- **TASK DETAILS**: Please rewrite only the part of the data that opens with the line containing "edge-weight-label: 3.3 —" and closes with the line containing "113, 1234, 981]", replacing "edge-weight-label" with "link-weight-tag" and leaving everything else unchanged.

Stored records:
===============
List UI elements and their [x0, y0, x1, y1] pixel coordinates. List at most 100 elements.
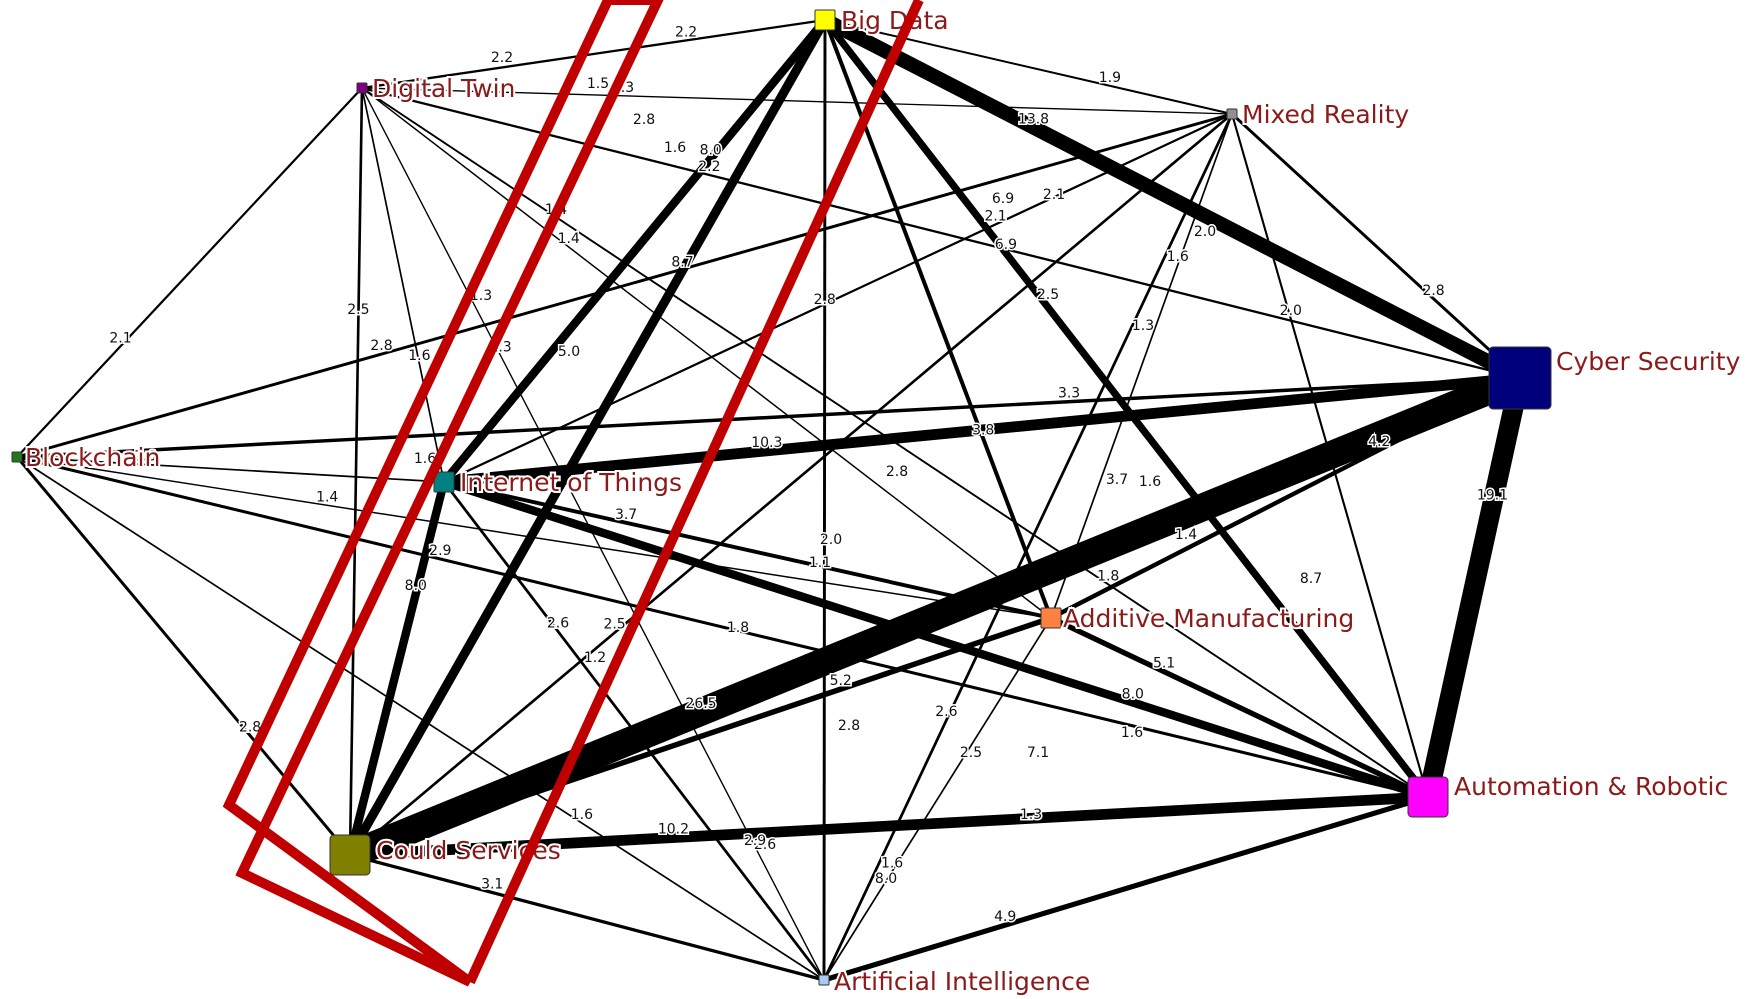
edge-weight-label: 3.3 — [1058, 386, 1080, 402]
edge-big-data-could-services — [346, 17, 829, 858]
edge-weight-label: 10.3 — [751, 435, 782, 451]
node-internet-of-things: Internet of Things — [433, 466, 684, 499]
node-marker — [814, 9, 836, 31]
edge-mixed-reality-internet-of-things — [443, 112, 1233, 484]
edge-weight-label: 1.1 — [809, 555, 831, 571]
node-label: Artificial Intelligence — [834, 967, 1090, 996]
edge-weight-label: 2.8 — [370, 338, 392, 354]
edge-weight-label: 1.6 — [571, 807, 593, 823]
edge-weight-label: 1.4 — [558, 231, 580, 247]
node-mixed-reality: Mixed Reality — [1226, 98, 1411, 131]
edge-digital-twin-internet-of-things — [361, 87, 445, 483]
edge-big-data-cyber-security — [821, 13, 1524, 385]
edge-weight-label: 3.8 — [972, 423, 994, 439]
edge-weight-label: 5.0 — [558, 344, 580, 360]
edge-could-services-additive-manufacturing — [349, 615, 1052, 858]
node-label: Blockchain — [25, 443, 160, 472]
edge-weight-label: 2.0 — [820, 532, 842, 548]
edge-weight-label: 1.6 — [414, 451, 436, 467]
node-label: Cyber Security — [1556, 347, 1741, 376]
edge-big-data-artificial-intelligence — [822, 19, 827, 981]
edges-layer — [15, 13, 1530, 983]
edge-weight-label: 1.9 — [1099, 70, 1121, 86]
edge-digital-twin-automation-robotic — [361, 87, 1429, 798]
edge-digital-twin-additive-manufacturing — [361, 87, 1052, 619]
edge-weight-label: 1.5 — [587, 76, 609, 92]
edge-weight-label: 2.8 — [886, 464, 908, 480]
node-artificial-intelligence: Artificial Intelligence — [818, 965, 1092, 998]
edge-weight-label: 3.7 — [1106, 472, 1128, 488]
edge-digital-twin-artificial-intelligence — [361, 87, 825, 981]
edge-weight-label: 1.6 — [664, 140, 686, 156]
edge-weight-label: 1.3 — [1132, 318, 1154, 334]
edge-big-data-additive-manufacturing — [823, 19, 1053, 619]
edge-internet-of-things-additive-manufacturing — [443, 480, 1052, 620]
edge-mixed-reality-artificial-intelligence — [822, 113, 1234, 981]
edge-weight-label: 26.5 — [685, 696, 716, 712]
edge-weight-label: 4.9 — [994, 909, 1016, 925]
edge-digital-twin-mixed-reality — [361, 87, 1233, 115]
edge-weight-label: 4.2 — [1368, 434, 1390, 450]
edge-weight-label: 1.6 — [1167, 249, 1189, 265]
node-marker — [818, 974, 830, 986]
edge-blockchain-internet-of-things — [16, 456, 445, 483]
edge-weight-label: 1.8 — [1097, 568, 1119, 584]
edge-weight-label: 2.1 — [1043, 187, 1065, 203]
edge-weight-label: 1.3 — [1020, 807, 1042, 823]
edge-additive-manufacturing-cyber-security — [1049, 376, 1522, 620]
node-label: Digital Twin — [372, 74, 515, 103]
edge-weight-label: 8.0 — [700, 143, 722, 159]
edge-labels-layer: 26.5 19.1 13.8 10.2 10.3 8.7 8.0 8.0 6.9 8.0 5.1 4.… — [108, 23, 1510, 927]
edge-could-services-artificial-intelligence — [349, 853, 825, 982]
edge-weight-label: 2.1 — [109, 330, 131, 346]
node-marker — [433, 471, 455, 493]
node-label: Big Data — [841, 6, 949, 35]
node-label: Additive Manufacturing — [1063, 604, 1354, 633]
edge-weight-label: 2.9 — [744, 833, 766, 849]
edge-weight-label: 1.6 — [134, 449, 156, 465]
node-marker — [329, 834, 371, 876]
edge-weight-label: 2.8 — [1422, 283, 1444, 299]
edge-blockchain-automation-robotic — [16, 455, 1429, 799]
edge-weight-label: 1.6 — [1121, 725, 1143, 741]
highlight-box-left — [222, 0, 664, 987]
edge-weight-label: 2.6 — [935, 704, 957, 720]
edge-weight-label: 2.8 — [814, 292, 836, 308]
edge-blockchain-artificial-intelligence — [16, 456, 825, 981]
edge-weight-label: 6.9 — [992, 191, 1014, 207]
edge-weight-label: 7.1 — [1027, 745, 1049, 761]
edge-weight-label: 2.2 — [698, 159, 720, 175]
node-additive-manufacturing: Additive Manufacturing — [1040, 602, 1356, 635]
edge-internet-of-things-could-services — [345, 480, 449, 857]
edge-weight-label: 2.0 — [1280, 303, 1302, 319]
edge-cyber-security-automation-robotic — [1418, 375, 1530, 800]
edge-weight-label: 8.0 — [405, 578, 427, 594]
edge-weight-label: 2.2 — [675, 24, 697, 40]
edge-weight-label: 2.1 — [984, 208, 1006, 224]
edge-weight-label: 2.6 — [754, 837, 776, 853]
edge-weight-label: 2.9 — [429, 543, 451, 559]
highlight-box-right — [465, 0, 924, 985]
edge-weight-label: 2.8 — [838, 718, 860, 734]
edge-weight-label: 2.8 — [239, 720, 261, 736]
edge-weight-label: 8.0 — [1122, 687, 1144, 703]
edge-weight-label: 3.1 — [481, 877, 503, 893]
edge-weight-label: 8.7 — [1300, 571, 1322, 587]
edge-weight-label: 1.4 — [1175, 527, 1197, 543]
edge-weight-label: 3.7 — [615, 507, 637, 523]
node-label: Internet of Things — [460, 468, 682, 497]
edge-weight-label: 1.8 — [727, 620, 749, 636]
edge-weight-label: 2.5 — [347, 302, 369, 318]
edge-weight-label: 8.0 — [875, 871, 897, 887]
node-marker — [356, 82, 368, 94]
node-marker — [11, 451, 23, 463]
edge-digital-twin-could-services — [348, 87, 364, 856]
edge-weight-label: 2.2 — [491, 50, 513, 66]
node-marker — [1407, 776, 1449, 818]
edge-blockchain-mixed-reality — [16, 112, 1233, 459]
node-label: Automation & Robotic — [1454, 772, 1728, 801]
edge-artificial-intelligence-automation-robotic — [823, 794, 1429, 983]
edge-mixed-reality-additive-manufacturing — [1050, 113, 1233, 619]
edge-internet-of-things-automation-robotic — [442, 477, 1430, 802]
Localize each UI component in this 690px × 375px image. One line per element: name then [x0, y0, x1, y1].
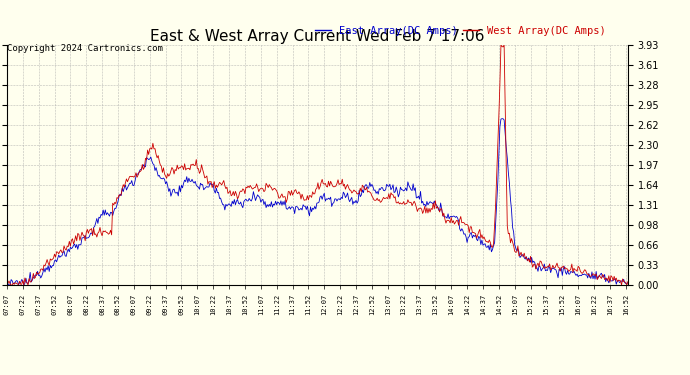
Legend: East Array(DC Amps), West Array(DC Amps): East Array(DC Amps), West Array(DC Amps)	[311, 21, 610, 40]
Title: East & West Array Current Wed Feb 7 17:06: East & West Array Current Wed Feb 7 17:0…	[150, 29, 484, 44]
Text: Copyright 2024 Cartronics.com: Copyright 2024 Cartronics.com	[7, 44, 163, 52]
===============
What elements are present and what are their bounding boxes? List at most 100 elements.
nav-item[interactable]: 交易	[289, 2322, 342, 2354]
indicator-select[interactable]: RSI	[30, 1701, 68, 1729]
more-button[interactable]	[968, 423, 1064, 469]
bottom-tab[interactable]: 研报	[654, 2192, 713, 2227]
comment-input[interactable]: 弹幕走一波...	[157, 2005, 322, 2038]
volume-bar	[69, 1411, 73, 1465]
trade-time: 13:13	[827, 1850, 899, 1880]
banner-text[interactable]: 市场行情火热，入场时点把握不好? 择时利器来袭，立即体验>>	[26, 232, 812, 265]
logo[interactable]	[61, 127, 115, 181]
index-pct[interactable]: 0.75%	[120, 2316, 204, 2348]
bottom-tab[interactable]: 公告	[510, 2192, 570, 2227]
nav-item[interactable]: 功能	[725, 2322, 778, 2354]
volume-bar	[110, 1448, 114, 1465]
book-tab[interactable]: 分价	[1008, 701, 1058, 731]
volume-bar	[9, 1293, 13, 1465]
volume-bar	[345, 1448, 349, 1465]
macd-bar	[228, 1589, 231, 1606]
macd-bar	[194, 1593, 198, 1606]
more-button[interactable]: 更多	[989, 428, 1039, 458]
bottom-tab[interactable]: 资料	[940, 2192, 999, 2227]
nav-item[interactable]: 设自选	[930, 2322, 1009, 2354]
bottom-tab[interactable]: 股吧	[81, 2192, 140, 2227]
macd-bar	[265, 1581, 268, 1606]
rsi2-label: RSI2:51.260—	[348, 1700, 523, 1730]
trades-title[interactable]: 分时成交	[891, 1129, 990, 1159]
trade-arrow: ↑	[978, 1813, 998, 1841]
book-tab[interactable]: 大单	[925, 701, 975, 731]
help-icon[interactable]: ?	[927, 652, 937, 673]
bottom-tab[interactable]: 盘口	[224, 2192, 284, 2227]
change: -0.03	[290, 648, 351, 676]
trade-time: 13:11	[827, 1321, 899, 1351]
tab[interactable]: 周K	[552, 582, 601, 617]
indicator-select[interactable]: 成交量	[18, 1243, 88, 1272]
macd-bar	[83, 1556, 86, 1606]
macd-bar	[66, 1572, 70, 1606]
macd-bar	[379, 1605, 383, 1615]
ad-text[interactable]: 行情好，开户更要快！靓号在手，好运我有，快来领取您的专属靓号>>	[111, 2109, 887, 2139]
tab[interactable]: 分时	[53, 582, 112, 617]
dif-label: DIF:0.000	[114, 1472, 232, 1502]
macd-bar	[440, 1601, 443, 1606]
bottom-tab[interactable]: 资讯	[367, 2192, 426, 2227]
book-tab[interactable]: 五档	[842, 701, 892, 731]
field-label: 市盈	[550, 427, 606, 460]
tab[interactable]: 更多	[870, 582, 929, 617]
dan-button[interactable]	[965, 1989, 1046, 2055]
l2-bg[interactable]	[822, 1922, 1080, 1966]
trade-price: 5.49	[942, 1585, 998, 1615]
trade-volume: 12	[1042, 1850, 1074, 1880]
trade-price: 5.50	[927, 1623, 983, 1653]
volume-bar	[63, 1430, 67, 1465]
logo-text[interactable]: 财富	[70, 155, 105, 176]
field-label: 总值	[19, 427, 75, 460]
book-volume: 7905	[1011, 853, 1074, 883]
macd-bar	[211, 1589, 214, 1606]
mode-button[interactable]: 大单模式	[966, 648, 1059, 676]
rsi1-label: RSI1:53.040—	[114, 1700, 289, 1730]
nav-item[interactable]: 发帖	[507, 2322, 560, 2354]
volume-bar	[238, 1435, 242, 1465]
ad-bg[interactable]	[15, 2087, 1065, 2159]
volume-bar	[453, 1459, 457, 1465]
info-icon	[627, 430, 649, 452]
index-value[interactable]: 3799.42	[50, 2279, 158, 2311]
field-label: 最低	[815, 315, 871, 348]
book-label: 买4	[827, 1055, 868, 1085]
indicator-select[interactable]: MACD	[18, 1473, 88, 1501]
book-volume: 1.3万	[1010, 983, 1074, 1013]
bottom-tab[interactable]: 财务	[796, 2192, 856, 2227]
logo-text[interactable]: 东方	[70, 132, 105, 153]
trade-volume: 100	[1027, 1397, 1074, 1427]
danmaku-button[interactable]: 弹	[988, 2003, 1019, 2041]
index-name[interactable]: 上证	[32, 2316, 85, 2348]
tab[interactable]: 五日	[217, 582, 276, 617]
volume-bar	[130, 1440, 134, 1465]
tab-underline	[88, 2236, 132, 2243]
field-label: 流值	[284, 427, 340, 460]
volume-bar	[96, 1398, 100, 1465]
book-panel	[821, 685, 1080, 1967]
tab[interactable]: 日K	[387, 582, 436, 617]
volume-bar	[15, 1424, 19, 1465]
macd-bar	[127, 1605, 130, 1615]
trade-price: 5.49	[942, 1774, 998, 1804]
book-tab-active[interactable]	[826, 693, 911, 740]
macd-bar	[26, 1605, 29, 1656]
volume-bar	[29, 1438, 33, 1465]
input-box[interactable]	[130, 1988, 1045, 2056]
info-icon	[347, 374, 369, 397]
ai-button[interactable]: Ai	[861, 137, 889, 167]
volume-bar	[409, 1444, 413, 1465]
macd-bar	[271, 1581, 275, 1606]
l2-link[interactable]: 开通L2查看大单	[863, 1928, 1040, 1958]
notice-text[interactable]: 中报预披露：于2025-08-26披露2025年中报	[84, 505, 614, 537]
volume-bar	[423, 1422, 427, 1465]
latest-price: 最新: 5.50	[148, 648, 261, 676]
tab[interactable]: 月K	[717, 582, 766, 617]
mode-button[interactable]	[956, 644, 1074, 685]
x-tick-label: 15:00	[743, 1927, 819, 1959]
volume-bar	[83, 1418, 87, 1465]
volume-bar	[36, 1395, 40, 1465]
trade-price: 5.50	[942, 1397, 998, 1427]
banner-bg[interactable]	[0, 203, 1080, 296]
===============
- **FINAL ANSWER**:
link-weight-tag: 3.3 — [1058, 386, 1080, 402]
edge-big-data-could-services — [346, 17, 829, 858]
link-weight-tag: 10.3 — [751, 435, 782, 451]
node-internet-of-things: Internet of Things — [433, 466, 684, 499]
node-marker — [814, 9, 836, 31]
edge-mixed-reality-internet-of-things — [443, 112, 1233, 484]
link-weight-tag: 1.1 — [809, 555, 831, 571]
node-label: Artificial Intelligence — [834, 967, 1090, 996]
link-weight-tag: 2.8 — [370, 338, 392, 354]
link-weight-tag: 1.6 — [571, 807, 593, 823]
link-weight-tag: 1.4 — [558, 231, 580, 247]
node-mixed-reality: Mixed Reality — [1226, 98, 1411, 131]
edge-digital-twin-internet-of-things — [361, 87, 445, 483]
edge-big-data-cyber-security — [821, 13, 1524, 385]
link-weight-tag: 3.8 — [972, 423, 994, 439]
link-weight-tag: 5.0 — [558, 344, 580, 360]
edge-could-services-additive-manufacturing — [349, 615, 1052, 858]
node-label: Blockchain — [25, 443, 160, 472]
link-weight-tag: 2.0 — [820, 532, 842, 548]
link-weight-tag: 1.6 — [414, 451, 436, 467]
node-label: Cyber Security — [1556, 347, 1741, 376]
edge-big-data-artificial-intelligence — [822, 19, 827, 981]
edges-layer — [15, 13, 1530, 983]
link-weight-tag: 1.9 — [1099, 70, 1121, 86]
edge-digital-twin-automation-robotic — [361, 87, 1429, 798]
edge-digital-twin-additive-manufacturing — [361, 87, 1052, 619]
link-weight-tag: 1.5 — [587, 76, 609, 92]
link-weight-tag: 2.8 — [886, 464, 908, 480]
node-artificial-intelligence: Artificial Intelligence — [818, 965, 1092, 998]
link-weight-tag: 3.7 — [1106, 472, 1128, 488]
edge-digital-twin-artificial-intelligence — [361, 87, 825, 981]
link-weight-tag: 1.6 — [664, 140, 686, 156]
link-weight-tag: 1.3 — [1132, 318, 1154, 334]
edge-big-data-additive-manufacturing — [823, 19, 1053, 619]
edge-internet-of-things-additive-manufacturing — [443, 480, 1052, 620]
edge-mixed-reality-artificial-intelligence — [822, 113, 1234, 981]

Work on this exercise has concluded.